▶ **Directions**: Count every line below that contains "Cable", then state the total with no other output.
----------------------------------------
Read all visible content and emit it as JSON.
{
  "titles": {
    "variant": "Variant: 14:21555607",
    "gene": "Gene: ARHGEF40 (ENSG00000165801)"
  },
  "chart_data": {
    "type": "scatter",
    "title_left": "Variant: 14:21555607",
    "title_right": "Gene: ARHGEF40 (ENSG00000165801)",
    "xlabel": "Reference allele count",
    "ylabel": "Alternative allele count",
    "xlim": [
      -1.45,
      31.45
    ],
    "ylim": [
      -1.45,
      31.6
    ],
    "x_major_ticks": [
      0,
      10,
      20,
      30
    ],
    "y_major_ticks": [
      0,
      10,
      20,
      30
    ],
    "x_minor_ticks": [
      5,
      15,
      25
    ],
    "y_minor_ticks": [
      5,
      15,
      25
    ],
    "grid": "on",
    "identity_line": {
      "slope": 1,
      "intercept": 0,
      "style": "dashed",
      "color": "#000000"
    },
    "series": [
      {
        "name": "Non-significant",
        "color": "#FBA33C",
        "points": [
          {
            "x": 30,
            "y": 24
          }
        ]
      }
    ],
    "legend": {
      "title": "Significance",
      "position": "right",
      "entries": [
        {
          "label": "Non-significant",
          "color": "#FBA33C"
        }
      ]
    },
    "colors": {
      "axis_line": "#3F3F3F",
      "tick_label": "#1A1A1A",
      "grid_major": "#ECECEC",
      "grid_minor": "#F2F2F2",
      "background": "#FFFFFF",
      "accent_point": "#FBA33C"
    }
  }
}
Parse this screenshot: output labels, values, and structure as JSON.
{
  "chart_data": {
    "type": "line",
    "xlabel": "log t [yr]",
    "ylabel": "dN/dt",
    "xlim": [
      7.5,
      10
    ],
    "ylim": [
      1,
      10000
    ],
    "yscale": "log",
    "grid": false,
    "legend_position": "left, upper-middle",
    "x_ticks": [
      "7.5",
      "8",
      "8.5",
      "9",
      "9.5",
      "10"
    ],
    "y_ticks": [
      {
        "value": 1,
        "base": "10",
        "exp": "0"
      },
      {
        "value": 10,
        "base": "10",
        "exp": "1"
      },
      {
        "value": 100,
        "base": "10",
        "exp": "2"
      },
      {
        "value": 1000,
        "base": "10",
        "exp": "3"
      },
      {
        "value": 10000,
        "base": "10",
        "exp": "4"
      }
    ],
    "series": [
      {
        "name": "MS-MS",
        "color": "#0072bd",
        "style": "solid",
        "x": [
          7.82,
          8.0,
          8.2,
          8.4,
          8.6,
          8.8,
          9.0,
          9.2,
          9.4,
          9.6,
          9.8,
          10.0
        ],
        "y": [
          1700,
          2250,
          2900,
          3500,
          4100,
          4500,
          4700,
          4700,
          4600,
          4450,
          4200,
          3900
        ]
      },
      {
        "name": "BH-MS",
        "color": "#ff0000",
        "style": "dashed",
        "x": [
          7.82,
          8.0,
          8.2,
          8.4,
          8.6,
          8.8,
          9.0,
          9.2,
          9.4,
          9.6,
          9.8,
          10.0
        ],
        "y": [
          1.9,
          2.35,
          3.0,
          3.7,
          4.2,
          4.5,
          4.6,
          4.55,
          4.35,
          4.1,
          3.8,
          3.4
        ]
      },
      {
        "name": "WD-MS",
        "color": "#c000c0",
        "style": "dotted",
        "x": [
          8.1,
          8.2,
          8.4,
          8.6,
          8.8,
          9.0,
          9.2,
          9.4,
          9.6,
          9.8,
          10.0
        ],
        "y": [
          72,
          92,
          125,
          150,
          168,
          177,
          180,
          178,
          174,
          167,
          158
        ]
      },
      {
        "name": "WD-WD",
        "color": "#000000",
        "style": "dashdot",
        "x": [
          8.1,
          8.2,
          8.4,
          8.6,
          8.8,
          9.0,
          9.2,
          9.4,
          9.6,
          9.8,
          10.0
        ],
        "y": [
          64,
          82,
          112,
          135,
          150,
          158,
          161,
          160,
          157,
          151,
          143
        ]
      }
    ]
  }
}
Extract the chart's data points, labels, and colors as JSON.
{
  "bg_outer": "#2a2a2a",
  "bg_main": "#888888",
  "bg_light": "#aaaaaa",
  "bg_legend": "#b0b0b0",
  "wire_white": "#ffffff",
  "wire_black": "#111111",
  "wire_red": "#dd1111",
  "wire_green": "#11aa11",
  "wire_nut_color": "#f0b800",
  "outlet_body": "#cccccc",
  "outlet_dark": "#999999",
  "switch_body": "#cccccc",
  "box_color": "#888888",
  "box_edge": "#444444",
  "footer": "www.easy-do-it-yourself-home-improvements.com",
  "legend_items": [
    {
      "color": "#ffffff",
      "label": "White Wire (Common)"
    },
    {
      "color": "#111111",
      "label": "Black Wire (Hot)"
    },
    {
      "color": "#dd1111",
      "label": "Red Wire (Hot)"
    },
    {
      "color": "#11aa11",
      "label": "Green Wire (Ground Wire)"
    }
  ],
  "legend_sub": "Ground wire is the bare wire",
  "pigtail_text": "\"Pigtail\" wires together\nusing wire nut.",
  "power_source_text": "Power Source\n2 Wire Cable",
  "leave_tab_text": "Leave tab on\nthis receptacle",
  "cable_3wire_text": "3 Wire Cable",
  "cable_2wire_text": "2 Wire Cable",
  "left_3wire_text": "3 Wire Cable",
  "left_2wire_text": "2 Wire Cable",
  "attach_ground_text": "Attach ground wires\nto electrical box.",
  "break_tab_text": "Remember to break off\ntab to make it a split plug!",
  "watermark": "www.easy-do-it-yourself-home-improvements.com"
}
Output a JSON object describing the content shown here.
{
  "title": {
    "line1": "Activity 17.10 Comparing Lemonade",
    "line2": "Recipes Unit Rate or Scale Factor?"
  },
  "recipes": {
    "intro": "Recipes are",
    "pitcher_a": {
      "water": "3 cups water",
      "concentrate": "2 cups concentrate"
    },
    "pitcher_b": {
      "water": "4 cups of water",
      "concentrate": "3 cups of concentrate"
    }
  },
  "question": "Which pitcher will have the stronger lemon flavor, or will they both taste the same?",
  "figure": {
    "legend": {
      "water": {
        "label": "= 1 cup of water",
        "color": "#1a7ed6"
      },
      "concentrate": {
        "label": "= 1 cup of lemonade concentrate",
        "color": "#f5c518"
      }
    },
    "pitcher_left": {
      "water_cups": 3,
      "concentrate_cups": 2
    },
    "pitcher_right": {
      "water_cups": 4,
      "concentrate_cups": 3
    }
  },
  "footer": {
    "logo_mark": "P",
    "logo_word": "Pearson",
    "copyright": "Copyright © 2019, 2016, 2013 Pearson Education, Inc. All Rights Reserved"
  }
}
----------------------------------------
▶ **Result of this exercise**: 5